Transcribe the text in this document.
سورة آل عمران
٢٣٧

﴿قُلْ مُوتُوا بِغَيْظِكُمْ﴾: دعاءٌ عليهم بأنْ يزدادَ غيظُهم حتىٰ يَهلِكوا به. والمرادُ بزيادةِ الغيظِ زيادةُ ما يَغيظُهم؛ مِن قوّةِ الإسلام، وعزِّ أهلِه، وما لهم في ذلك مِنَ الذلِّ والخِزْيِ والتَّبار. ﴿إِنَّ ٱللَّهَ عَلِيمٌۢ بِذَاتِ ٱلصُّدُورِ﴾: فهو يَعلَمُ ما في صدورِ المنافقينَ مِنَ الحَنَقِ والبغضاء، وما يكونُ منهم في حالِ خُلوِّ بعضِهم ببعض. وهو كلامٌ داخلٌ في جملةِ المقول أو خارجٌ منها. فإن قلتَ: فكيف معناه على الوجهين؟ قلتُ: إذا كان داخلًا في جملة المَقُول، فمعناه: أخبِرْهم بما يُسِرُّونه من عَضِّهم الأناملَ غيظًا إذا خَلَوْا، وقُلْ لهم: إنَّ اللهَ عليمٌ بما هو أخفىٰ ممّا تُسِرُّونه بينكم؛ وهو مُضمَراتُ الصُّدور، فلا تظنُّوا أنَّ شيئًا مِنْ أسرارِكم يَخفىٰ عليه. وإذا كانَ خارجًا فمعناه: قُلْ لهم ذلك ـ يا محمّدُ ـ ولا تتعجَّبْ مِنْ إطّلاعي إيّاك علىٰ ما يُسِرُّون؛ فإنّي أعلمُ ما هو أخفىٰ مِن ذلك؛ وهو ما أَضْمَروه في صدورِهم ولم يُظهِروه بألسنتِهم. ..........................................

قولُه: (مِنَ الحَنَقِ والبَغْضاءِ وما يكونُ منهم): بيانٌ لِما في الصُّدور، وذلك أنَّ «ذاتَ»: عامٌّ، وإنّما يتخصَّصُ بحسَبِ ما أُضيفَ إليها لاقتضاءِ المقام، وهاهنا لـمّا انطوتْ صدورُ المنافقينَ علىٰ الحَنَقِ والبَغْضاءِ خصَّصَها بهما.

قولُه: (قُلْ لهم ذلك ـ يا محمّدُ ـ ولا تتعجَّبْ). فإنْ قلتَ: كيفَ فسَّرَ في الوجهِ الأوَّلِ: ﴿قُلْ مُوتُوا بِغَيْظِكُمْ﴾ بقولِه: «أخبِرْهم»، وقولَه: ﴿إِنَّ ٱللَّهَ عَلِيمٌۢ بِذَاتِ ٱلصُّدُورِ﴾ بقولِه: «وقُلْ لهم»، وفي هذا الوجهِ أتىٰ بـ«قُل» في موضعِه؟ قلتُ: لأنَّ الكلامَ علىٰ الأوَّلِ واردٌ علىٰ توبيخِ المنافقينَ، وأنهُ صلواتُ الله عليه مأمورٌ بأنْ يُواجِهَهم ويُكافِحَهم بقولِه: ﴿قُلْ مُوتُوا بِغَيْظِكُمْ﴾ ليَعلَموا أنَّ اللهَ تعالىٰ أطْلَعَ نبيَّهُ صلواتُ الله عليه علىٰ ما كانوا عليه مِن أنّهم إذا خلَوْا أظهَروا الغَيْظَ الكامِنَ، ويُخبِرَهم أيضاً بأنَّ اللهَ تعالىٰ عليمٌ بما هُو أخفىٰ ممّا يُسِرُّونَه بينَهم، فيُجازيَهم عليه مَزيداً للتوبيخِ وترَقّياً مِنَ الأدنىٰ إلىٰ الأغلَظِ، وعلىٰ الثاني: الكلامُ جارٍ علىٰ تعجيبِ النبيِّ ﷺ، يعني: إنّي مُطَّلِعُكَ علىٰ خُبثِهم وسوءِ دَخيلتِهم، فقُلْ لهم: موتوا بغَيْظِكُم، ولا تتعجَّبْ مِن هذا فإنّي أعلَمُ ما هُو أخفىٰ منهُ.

__________

Return the full listing, character for character.

[Worked answer]
Transcribe the text in this document.
سورة آل عمران
٢٣٧

﴿قُلْ مُوتُوا بِغَيْظِكُمْ﴾: دعاءٌ عليهم بأنْ يزدادَ غيظُهم حتىٰ يَهلِكوا به. والمرادُ بزيادةِ الغيظِ زيادةُ ما يَغيظُهم؛ مِن قوّةِ الإسلام، وعزِّ أهلِه، وما لهم في ذلك مِنَ الذلِّ والخِزْيِ والتَّبار. ﴿إِنَّ ٱللَّهَ عَلِيمٌۢ بِذَاتِ ٱلصُّدُورِ﴾: فهو يَعلَمُ ما في صدورِ المنافقينَ مِنَ الحَنَقِ والبغضاء، وما يكونُ منهم في حالِ خُلوِّ بعضِهم ببعض. وهو كلامٌ داخلٌ في جملةِ المقول أو خارجٌ منها. فإن قلتَ: فكيف معناه على الوجهين؟ قلتُ: إذا كان داخلًا في جملة المَقُول، فمعناه: أخبِرْهم بما يُسِرُّونه من عَضِّهم الأناملَ غيظًا إذا خَلَوْا، وقُلْ لهم: إنَّ اللهَ عليمٌ بما هو أخفىٰ ممّا تُسِرُّونه بينكم؛ وهو مُضمَراتُ الصُّدور، فلا تظنُّوا أنَّ شيئًا مِنْ أسرارِكم يَخفىٰ عليه. وإذا كانَ خارجًا فمعناه: قُلْ لهم ذلك ـ يا محمّدُ ـ ولا تتعجَّبْ مِنْ إطّلاعي إيّاك علىٰ ما يُسِرُّون؛ فإنّي أعلمُ ما هو أخفىٰ مِن ذلك؛ وهو ما أَضْمَروه في صدورِهم ولم يُظهِروه بألسنتِهم. ..........................................

قولُه: (مِنَ الحَنَقِ والبَغْضاءِ وما يكونُ منهم): بيانٌ لِما في الصُّدور، وذلك أنَّ «ذاتَ»: عامٌّ، وإنّما يتخصَّصُ بحسَبِ ما أُضيفَ إليها لاقتضاءِ المقام، وهاهنا لـمّا انطوتْ صدورُ المنافقينَ علىٰ الحَنَقِ والبَغْضاءِ خصَّصَها بهما.

قولُه: (قُلْ لهم ذلك ـ يا محمّدُ ـ ولا تتعجَّبْ). فإنْ قلتَ: كيفَ فسَّرَ في الوجهِ الأوَّلِ: ﴿قُلْ مُوتُوا بِغَيْظِكُمْ﴾ بقولِه: «أخبِرْهم»، وقولَه: ﴿إِنَّ ٱللَّهَ عَلِيمٌۢ بِذَاتِ ٱلصُّدُورِ﴾ بقولِه: «وقُلْ لهم»، وفي هذا الوجهِ أتىٰ بـ«قُل» في موضعِه؟ قلتُ: لأنَّ الكلامَ علىٰ الأوَّلِ واردٌ علىٰ توبيخِ المنافقينَ، وأنهُ صلواتُ الله عليه مأمورٌ بأنْ يُواجِهَهم ويُكافِحَهم بقولِه: ﴿قُلْ مُوتُوا بِغَيْظِكُمْ﴾ ليَعلَموا أنَّ اللهَ تعالىٰ أطْلَعَ نبيَّهُ صلواتُ الله عليه علىٰ ما كانوا عليه مِن أنّهم إذا خلَوْا أظهَروا الغَيْظَ الكامِنَ، ويُخبِرَهم أيضاً بأنَّ اللهَ تعالىٰ عليمٌ بما هُو أخفىٰ ممّا يُسِرُّونَه بينَهم، فيُجازيَهم عليه مَزيداً للتوبيخِ وترَقّياً مِنَ الأدنىٰ إلىٰ الأغلَظِ، وعلىٰ الثاني: الكلامُ جارٍ علىٰ تعجيبِ النبيِّ ﷺ، يعني: إنّي مُطَّلِعُكَ علىٰ خُبثِهم وسوءِ دَخيلتِهم، فقُلْ لهم: موتوا بغَيْظِكُم، ولا تتعجَّبْ مِن هذا فإنّي أعلَمُ ما هُو أخفىٰ منهُ.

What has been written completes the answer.